PROBLEM TO SOLVE:
Return the records exactly as they are.

**** SOURCE DATA ****

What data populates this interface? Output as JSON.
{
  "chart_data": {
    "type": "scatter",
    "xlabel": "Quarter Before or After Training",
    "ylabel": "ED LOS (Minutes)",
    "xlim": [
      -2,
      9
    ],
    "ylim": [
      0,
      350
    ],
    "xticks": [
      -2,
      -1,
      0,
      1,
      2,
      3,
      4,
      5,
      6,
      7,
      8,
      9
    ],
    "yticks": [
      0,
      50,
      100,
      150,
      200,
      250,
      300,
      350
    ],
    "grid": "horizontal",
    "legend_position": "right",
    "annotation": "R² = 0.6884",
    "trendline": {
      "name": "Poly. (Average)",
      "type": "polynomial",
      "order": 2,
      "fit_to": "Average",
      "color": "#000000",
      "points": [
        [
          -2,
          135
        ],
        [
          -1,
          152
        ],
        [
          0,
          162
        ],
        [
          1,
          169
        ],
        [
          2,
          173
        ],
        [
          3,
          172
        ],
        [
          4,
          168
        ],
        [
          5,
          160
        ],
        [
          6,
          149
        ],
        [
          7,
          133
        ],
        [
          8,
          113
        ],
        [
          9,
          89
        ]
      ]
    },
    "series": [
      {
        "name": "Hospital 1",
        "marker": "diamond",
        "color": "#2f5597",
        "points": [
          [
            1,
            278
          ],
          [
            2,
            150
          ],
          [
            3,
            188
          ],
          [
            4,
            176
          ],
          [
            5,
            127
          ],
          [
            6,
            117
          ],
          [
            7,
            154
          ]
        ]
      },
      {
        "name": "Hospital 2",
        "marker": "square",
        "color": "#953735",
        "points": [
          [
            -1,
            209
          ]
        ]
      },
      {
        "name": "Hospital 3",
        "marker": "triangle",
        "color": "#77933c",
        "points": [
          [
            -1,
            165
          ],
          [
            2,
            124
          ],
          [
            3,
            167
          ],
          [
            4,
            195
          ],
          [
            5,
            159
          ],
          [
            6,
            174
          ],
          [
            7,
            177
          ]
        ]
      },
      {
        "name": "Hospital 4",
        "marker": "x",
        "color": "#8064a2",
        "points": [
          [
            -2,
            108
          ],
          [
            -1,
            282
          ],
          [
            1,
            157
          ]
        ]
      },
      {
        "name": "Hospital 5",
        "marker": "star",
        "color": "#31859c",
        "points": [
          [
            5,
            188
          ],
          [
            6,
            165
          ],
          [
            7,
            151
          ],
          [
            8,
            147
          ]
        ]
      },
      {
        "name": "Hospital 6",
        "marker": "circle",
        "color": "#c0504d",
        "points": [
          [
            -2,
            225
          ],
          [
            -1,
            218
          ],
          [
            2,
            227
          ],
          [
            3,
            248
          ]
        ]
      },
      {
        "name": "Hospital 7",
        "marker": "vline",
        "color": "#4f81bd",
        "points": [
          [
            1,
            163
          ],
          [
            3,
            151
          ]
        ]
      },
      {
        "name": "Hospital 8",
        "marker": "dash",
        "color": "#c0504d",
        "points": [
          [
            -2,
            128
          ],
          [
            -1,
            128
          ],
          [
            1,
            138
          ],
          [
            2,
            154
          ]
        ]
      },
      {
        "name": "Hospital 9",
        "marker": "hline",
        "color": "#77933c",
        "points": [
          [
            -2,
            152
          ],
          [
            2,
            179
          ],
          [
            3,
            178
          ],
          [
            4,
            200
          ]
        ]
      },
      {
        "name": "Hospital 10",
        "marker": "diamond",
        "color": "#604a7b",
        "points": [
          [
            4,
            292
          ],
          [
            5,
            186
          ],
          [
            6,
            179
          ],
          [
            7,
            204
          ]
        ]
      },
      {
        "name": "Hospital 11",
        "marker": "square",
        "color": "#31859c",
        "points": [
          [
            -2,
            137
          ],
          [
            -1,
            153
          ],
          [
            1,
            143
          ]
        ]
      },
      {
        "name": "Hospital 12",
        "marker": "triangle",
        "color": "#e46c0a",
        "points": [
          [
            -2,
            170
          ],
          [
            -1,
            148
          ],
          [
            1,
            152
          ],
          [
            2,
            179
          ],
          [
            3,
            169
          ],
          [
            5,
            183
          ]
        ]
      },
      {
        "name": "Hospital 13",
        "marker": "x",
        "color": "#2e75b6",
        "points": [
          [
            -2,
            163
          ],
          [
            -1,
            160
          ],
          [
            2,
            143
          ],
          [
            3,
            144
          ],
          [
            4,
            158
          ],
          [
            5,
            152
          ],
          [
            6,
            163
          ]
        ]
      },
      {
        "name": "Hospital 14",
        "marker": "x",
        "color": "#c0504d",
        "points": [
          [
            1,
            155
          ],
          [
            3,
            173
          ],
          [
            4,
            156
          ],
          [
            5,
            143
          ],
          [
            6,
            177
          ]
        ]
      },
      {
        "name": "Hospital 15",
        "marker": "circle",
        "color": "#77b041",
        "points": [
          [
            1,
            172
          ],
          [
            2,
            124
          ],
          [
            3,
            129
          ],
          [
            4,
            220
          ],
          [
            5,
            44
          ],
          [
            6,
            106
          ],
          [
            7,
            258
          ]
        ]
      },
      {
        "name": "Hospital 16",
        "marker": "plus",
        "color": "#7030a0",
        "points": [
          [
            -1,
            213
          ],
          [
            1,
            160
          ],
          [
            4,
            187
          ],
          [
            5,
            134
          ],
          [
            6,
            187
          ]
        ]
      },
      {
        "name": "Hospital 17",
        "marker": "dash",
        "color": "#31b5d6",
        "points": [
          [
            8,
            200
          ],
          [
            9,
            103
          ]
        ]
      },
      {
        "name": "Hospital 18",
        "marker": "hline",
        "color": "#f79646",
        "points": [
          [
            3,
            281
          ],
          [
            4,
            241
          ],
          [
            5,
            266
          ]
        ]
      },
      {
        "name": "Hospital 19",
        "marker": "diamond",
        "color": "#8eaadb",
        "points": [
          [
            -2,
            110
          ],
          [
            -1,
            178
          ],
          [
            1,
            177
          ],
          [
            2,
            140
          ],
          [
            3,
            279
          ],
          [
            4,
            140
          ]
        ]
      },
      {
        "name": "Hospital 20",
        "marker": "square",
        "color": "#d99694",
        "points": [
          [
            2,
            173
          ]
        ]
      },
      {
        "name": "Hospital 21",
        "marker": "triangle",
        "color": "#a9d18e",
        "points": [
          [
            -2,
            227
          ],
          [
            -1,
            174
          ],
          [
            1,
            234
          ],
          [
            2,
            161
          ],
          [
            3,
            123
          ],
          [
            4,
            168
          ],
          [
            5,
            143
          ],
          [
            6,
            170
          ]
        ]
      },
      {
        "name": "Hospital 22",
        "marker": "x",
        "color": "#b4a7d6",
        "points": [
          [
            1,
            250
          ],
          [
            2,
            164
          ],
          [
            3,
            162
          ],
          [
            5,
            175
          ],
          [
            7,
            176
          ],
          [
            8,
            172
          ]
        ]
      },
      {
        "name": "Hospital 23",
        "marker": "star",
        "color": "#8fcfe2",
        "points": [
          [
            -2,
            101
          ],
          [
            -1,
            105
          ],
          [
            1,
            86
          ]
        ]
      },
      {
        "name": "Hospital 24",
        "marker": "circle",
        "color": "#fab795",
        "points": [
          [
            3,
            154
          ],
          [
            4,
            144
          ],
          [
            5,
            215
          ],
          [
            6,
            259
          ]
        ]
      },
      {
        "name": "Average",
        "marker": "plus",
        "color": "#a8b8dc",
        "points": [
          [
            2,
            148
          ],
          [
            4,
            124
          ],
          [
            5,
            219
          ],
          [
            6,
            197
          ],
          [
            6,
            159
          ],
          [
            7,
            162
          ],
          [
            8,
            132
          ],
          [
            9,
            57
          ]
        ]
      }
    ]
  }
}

****

OUTPUT:
What data populates this interface? Output as JSON.
{
  "chart_data": {
    "type": "scatter",
    "xlabel": "Quarter Before or After Training",
    "ylabel": "ED LOS (Minutes)",
    "xlim": [
      -2,
      9
    ],
    "ylim": [
      0,
      350
    ],
    "xticks": [
      -2,
      -1,
      0,
      1,
      2,
      3,
      4,
      5,
      6,
      7,
      8,
      9
    ],
    "yticks": [
      0,
      50,
      100,
      150,
      200,
      250,
      300,
      350
    ],
    "grid": "horizontal",
    "legend_position": "right",
    "annotation": "R² = 0.6884",
    "trendline": {
      "name": "Poly. (Average)",
      "type": "polynomial",
      "order": 2,
      "fit_to": "Average",
      "color": "#000000",
      "points": [
        [
          -2,
          135
        ],
        [
          -1,
          152
        ],
        [
          0,
          162
        ],
        [
          1,
          169
        ],
        [
          2,
          173
        ],
        [
          3,
          172
        ],
        [
          4,
          168
        ],
        [
          5,
          160
        ],
        [
          6,
          149
        ],
        [
          7,
          133
        ],
        [
          8,
          113
        ],
        [
          9,
          89
        ]
      ]
    },
    "series": [
      {
        "name": "Hospital 1",
        "marker": "diamond",
        "color": "#2f5597",
        "points": [
          [
            1,
            278
          ],
          [
            2,
            150
          ],
          [
            3,
            188
          ],
          [
            4,
            176
          ],
          [
            5,
            127
          ],
          [
            6,
            117
          ],
          [
            7,
            154
          ]
        ]
      },
      {
        "name": "Hospital 2",
        "marker": "square",
        "color": "#953735",
        "points": [
          [
            -1,
            209
          ]
        ]
      },
      {
        "name": "Hospital 3",
        "marker": "triangle",
        "color": "#77933c",
        "points": [
          [
            -1,
            165
          ],
          [
            2,
            124
          ],
          [
            3,
            167
          ],
          [
            4,
            195
          ],
          [
            5,
            159
          ],
          [
            6,
            174
          ],
          [
            7,
            177
          ]
        ]
      },
      {
        "name": "Hospital 4",
        "marker": "x",
        "color": "#8064a2",
        "points": [
          [
            -2,
            108
          ],
          [
            -1,
            282
          ],
          [
            1,
            157
          ]
        ]
      },
      {
        "name": "Hospital 5",
        "marker": "star",
        "color": "#31859c",
        "points": [
          [
            5,
            188
          ],
          [
            6,
            165
          ],
          [
            7,
            151
          ],
          [
            8,
            147
          ]
        ]
      },
      {
        "name": "Hospital 6",
        "marker": "circle",
        "color": "#c0504d",
        "points": [
          [
            -2,
            225
          ],
          [
            -1,
            218
          ],
          [
            2,
            227
          ],
          [
            3,
            248
          ]
        ]
      },
      {
        "name": "Hospital 7",
        "marker": "vline",
        "color": "#4f81bd",
        "points": [
          [
            1,
            163
          ],
          [
            3,
            151
          ]
        ]
      },
      {
        "name": "Hospital 8",
        "marker": "dash",
        "color": "#c0504d",
        "points": [
          [
            -2,
            128
          ],
          [
            -1,
            128
          ],
          [
            1,
            138
          ],
          [
            2,
            154
          ]
        ]
      },
      {
        "name": "Hospital 9",
        "marker": "hline",
        "color": "#77933c",
        "points": [
          [
            -2,
            152
          ],
          [
            2,
            179
          ],
          [
            3,
            178
          ],
          [
            4,
            200
          ]
        ]
      },
      {
        "name": "Hospital 10",
        "marker": "diamond",
        "color": "#604a7b",
        "points": [
          [
            4,
            292
          ],
          [
            5,
            186
          ],
          [
            6,
            179
          ],
          [
            7,
            204
          ]
        ]
      },
      {
        "name": "Hospital 11",
        "marker": "square",
        "color": "#31859c",
        "points": [
          [
            -2,
            137
          ],
          [
            -1,
            153
          ],
          [
            1,
            143
          ]
        ]
      },
      {
        "name": "Hospital 12",
        "marker": "triangle",
        "color": "#e46c0a",
        "points": [
          [
            -2,
            170
          ],
          [
            -1,
            148
          ],
          [
            1,
            152
          ],
          [
            2,
            179
          ],
          [
            3,
            169
          ],
          [
            5,
            183
          ]
        ]
      },
      {
        "name": "Hospital 13",
        "marker": "x",
        "color": "#2e75b6",
        "points": [
          [
            -2,
            163
          ],
          [
            -1,
            160
          ],
          [
            2,
            143
          ],
          [
            3,
            144
          ],
          [
            4,
            158
          ],
          [
            5,
            152
          ],
          [
            6,
            163
          ]
        ]
      },
      {
        "name": "Hospital 14",
        "marker": "x",
        "color": "#c0504d",
        "points": [
          [
            1,
            155
          ],
          [
            3,
            173
          ],
          [
            4,
            156
          ],
          [
            5,
            143
          ],
          [
            6,
            177
          ]
        ]
      },
      {
        "name": "Hospital 15",
        "marker": "circle",
        "color": "#77b041",
        "points": [
          [
            1,
            172
          ],
          [
            2,
            124
          ],
          [
            3,
            129
          ],
          [
            4,
            220
          ],
          [
            5,
            44
          ],
          [
            6,
            106
          ],
          [
            7,
            258
          ]
        ]
      },
      {
        "name": "Hospital 16",
        "marker": "plus",
        "color": "#7030a0",
        "points": [
          [
            -1,
            213
          ],
          [
            1,
            160
          ],
          [
            4,
            187
          ],
          [
            5,
            134
          ],
          [
            6,
            187
          ]
        ]
      },
      {
        "name": "Hospital 17",
        "marker": "dash",
        "color": "#31b5d6",
        "points": [
          [
            8,
            200
          ],
          [
            9,
            103
          ]
        ]
      },
      {
        "name": "Hospital 18",
        "marker": "hline",
        "color": "#f79646",
        "points": [
          [
            3,
            281
          ],
          [
            4,
            241
          ],
          [
            5,
            266
          ]
        ]
      },
      {
        "name": "Hospital 19",
        "marker": "diamond",
        "color": "#8eaadb",
        "points": [
          [
            -2,
            110
          ],
          [
            -1,
            178
          ],
          [
            1,
            177
          ],
          [
            2,
            140
          ],
          [
            3,
            279
          ],
          [
            4,
            140
          ]
        ]
      },
      {
        "name": "Hospital 20",
        "marker": "square",
        "color": "#d99694",
        "points": [
          [
            2,
            173
          ]
        ]
      },
      {
        "name": "Hospital 21",
        "marker": "triangle",
        "color": "#a9d18e",
        "points": [
          [
            -2,
            227
          ],
          [
            -1,
            174
          ],
          [
            1,
            234
          ],
          [
            2,
            161
          ],
          [
            3,
            123
          ],
          [
            4,
            168
          ],
          [
            5,
            143
          ],
          [
            6,
            170
          ]
        ]
      },
      {
        "name": "Hospital 22",
        "marker": "x",
        "color": "#b4a7d6",
        "points": [
          [
            1,
            250
          ],
          [
            2,
            164
          ],
          [
            3,
            162
          ],
          [
            5,
            175
          ],
          [
            7,
            176
          ],
          [
            8,
            172
          ]
        ]
      },
      {
        "name": "Hospital 23",
        "marker": "star",
        "color": "#8fcfe2",
        "points": [
          [
            -2,
            101
          ],
          [
            -1,
            105
          ],
          [
            1,
            86
          ]
        ]
      },
      {
        "name": "Hospital 24",
        "marker": "circle",
        "color": "#fab795",
        "points": [
          [
            3,
            154
          ],
          [
            4,
            144
          ],
          [
            5,
            215
          ],
          [
            6,
            259
          ]
        ]
      },
      {
        "name": "Average",
        "marker": "plus",
        "color": "#a8b8dc",
        "points": [
          [
            2,
            148
          ],
          [
            4,
            124
          ],
          [
            5,
            219
          ],
          [
            6,
            197
          ],
          [
            6,
            159
          ],
          [
            7,
            162
          ],
          [
            8,
            132
          ],
          [
            9,
            57
          ]
        ]
      }
    ]
  }
}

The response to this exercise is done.